Stated goal:
Pick out every line with the word "name" and copy it.

Data rows:
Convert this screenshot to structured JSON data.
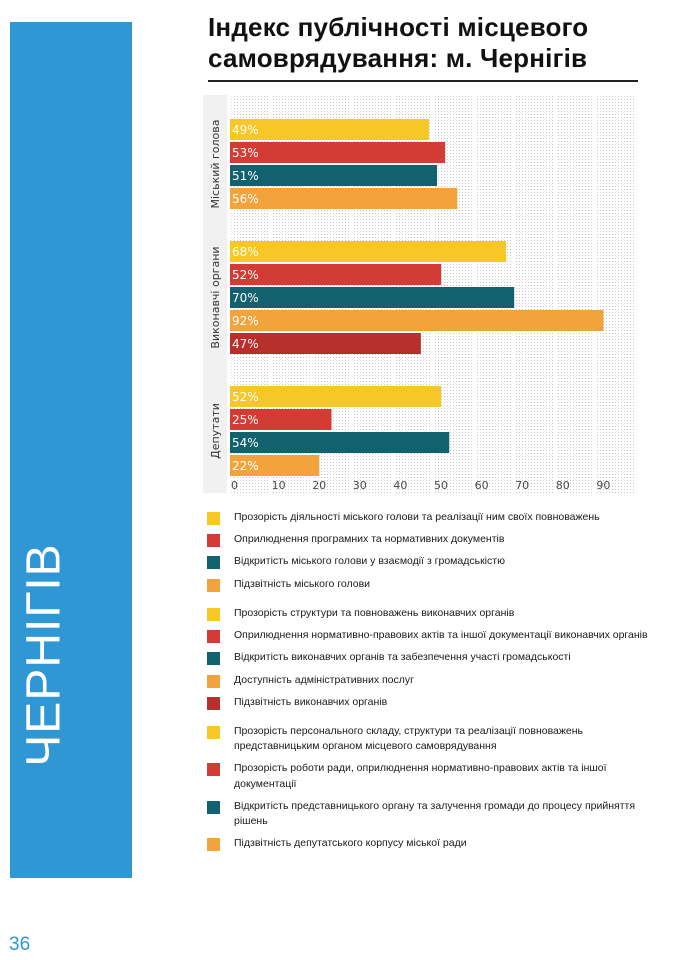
{
  "page": {
    "title": "Індекс публічності місцевого самоврядування: м. Чернігів",
    "sidebar_label": "ЧЕРНІГІВ",
    "page_number": "36"
  },
  "colors": {
    "yellow": "#f6c726",
    "red": "#d23c34",
    "teal": "#11616e",
    "orange": "#f2a33c",
    "darkred": "#b8302b",
    "accent": "#2f97d3"
  },
  "chart_data": {
    "type": "bar",
    "orientation": "horizontal",
    "title": "Індекс публічності місцевого самоврядування: м. Чернігів",
    "xlim": [
      0,
      100
    ],
    "x_ticks": [
      0,
      10,
      20,
      30,
      40,
      50,
      60,
      70,
      80,
      90
    ],
    "grid": true,
    "groups": [
      {
        "name": "Міський голова",
        "bars": [
          {
            "value": 49,
            "label": "49%",
            "color": "yellow"
          },
          {
            "value": 53,
            "label": "53%",
            "color": "red"
          },
          {
            "value": 51,
            "label": "51%",
            "color": "teal"
          },
          {
            "value": 56,
            "label": "56%",
            "color": "orange"
          }
        ]
      },
      {
        "name": "Виконавчі органи",
        "bars": [
          {
            "value": 68,
            "label": "68%",
            "color": "yellow"
          },
          {
            "value": 52,
            "label": "52%",
            "color": "red"
          },
          {
            "value": 70,
            "label": "70%",
            "color": "teal"
          },
          {
            "value": 92,
            "label": "92%",
            "color": "orange"
          },
          {
            "value": 47,
            "label": "47%",
            "color": "darkred"
          }
        ]
      },
      {
        "name": "Депутати",
        "bars": [
          {
            "value": 52,
            "label": "52%",
            "color": "yellow"
          },
          {
            "value": 25,
            "label": "25%",
            "color": "red"
          },
          {
            "value": 54,
            "label": "54%",
            "color": "teal"
          },
          {
            "value": 22,
            "label": "22%",
            "color": "orange"
          }
        ]
      }
    ]
  },
  "legend": [
    {
      "items": [
        {
          "label": "Прозорість діяльності міського голови та реалізації ним своїх повноважень",
          "color": "yellow"
        },
        {
          "label": "Оприлюднення програмних та нормативних документів",
          "color": "red"
        },
        {
          "label": "Відкритість міського голови у взаємодії з громадськістю",
          "color": "teal"
        },
        {
          "label": "Підзвітність міського голови",
          "color": "orange"
        }
      ]
    },
    {
      "items": [
        {
          "label": "Прозорість структури та повноважень виконавчих органів",
          "color": "yellow"
        },
        {
          "label": "Оприлюднення нормативно-правових актів та іншої документації виконавчих органів",
          "color": "red"
        },
        {
          "label": "Відкритість виконавчих органів та забезпечення участі громадськості",
          "color": "teal"
        },
        {
          "label": "Доступність адміністративних послуг",
          "color": "orange"
        },
        {
          "label": "Підзвітність виконавчих органів",
          "color": "darkred"
        }
      ]
    },
    {
      "items": [
        {
          "label": "Прозорість персонального складу, структури та реалізації повноважень представницьким органом місцевого самоврядування",
          "color": "yellow"
        },
        {
          "label": "Прозорість роботи ради, оприлюднення нормативно-правових актів та іншої документації",
          "color": "red"
        },
        {
          "label": "Відкритість представницького органу та залучення громади до процесу прийняття рішень",
          "color": "teal"
        },
        {
          "label": "Підзвітність депутатського корпусу міської ради",
          "color": "orange"
        }
      ]
    }
  ]
}
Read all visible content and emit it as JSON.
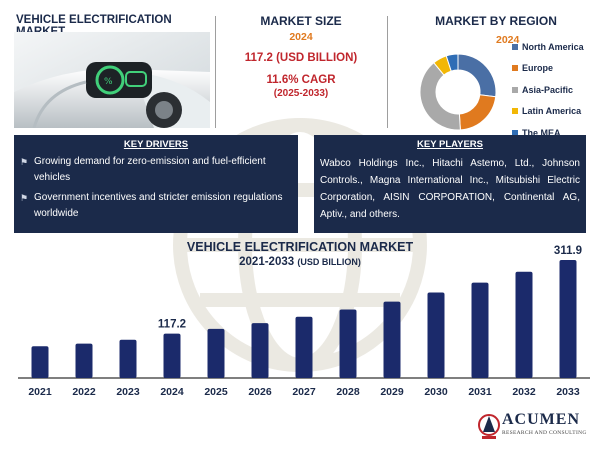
{
  "header": {
    "title": "VEHICLE ELECTRIFICATION MARKET"
  },
  "market_size": {
    "heading": "MARKET SIZE",
    "year": "2024",
    "value": "117.2 (USD BILLION)",
    "cagr": "11.6% CAGR",
    "cagr_period": "(2025-2033)"
  },
  "region": {
    "heading": "MARKET BY REGION",
    "year": "2024",
    "legend": [
      {
        "label": "North America",
        "color": "#4a6fa5"
      },
      {
        "label": "Europe",
        "color": "#e07a1f"
      },
      {
        "label": "Asia-Pacific",
        "color": "#a9a9a9"
      },
      {
        "label": "Latin America",
        "color": "#f2b705"
      },
      {
        "label": "The MEA",
        "color": "#2f6db5"
      }
    ],
    "shares": [
      27,
      22,
      40,
      6,
      5
    ]
  },
  "drivers": {
    "heading": "KEY DRIVERS",
    "items": [
      "Growing demand for zero-emission and fuel-efficient vehicles",
      "Government incentives and stricter emission regulations worldwide"
    ],
    "icon": "car-icon"
  },
  "players": {
    "heading": "KEY PLAYERS",
    "text": "Wabco Holdings Inc., Hitachi Astemo, Ltd., Johnson Controls., Magna International Inc., Mitsubishi Electric Corporation, AISIN CORPORATION, Continental AG, Aptiv., and others."
  },
  "chart_title": {
    "line1": "VEHICLE ELECTRIFICATION MARKET",
    "line2": "2021-2033",
    "unit": "(USD BILLION)"
  },
  "chart_data": {
    "type": "bar",
    "title": "VEHICLE ELECTRIFICATION MARKET 2021-2033 (USD BILLION)",
    "categories": [
      "2021",
      "2022",
      "2023",
      "2024",
      "2025",
      "2026",
      "2027",
      "2028",
      "2029",
      "2030",
      "2031",
      "2032",
      "2033"
    ],
    "values": [
      84,
      91,
      101,
      117.2,
      130,
      145,
      162,
      181,
      202,
      226,
      252,
      281,
      311.9
    ],
    "data_labels": {
      "2024": "117.2",
      "2033": "311.9"
    },
    "ylim": [
      0,
      330
    ],
    "grid": false,
    "bar_color": "#1b2a6b"
  },
  "logo": {
    "name": "ACUMEN",
    "sub": "RESEARCH AND CONSULTING"
  }
}
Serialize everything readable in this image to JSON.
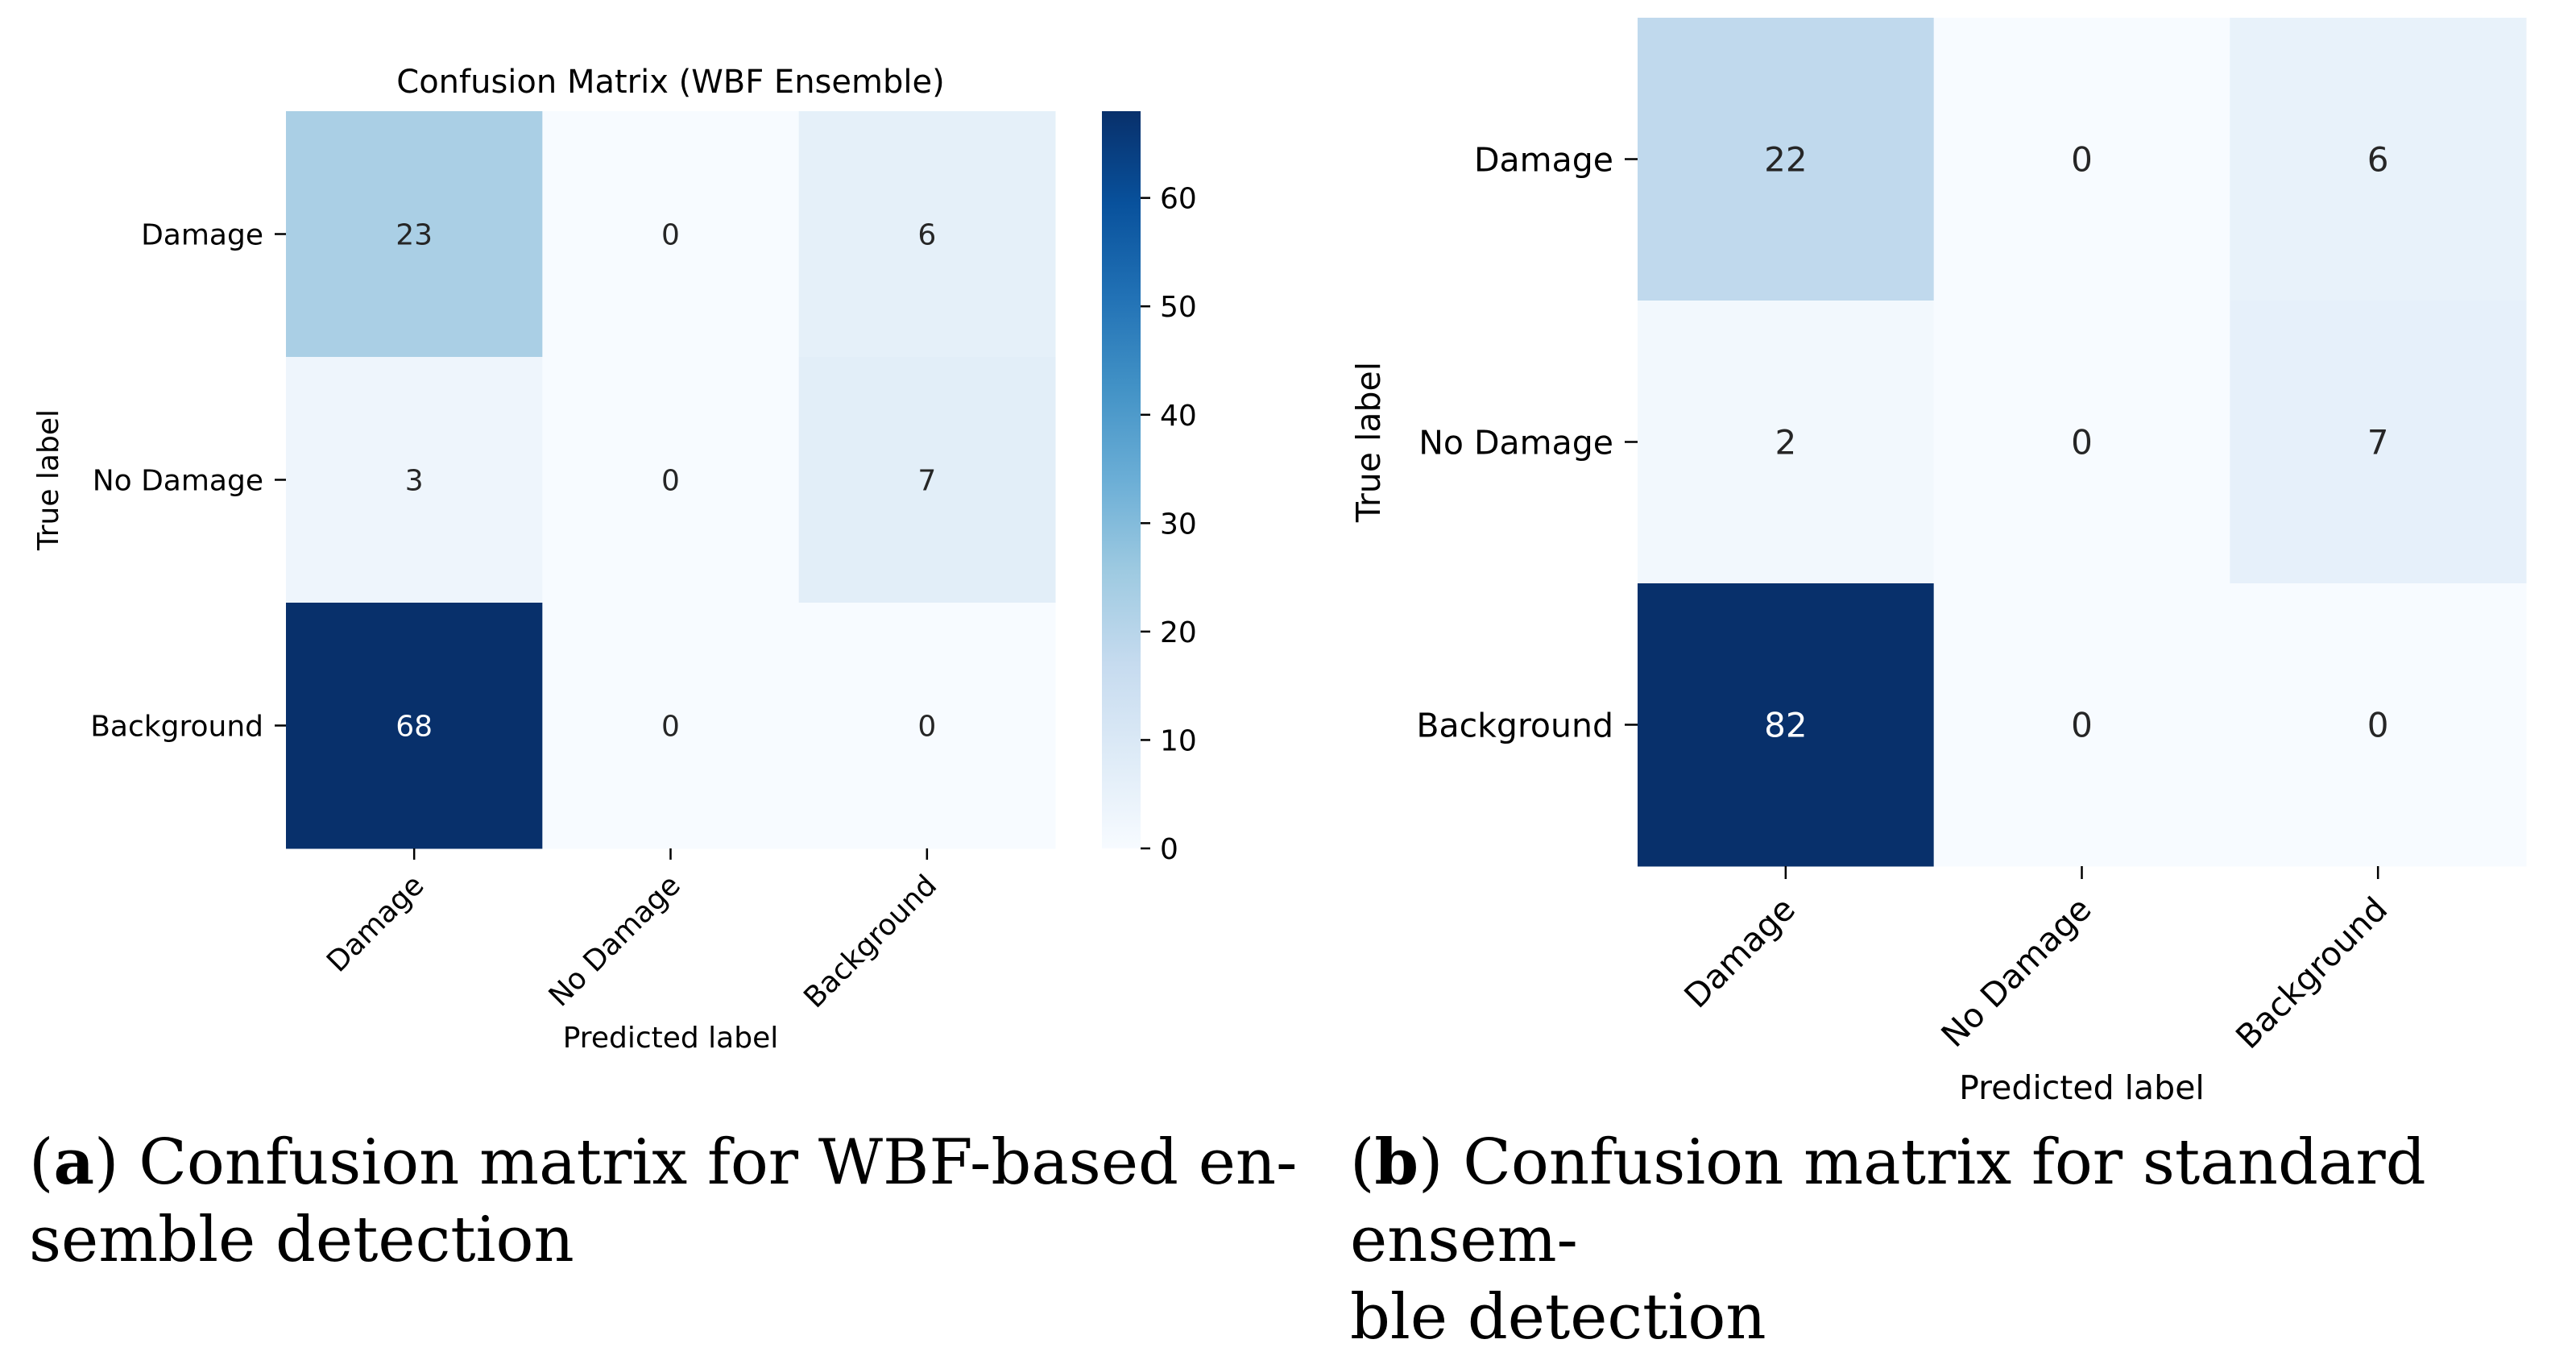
{
  "colors": {
    "cmap_low": "#f7fbff",
    "cmap_high": "#08306b",
    "text_dark": "#262626",
    "text_light": "#ffffff"
  },
  "panels": [
    {
      "caption": {
        "letter": "a",
        "line1": ") Confusion matrix for WBF-based en-",
        "line2": "semble detection"
      }
    },
    {
      "caption": {
        "letter": "b",
        "line1": ") Confusion matrix for standard ensem-",
        "line2": "ble detection"
      }
    }
  ],
  "chart_data": [
    {
      "type": "heatmap",
      "title": "Confusion Matrix (WBF Ensemble)",
      "xlabel": "Predicted label",
      "ylabel": "True label",
      "x_categories": [
        "Damage",
        "No Damage",
        "Background"
      ],
      "y_categories": [
        "Damage",
        "No Damage",
        "Background"
      ],
      "values": [
        [
          23,
          0,
          6
        ],
        [
          3,
          0,
          7
        ],
        [
          68,
          0,
          0
        ]
      ],
      "colormap": "Blues",
      "vmin": 0,
      "vmax": 68,
      "colorbar": true,
      "colorbar_ticks": [
        0,
        10,
        20,
        30,
        40,
        50,
        60
      ]
    },
    {
      "type": "heatmap",
      "title": "",
      "xlabel": "Predicted label",
      "ylabel": "True label",
      "x_categories": [
        "Damage",
        "No Damage",
        "Background"
      ],
      "y_categories": [
        "Damage",
        "No Damage",
        "Background"
      ],
      "values": [
        [
          22,
          0,
          6
        ],
        [
          2,
          0,
          7
        ],
        [
          82,
          0,
          0
        ]
      ],
      "colormap": "Blues",
      "vmin": 0,
      "vmax": 82,
      "colorbar": false
    }
  ]
}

Full solution:
        "name": "Міський голова",
        "name": "Виконавчі органи",
        "name": "Депутати",
    "name": "ACUMEN",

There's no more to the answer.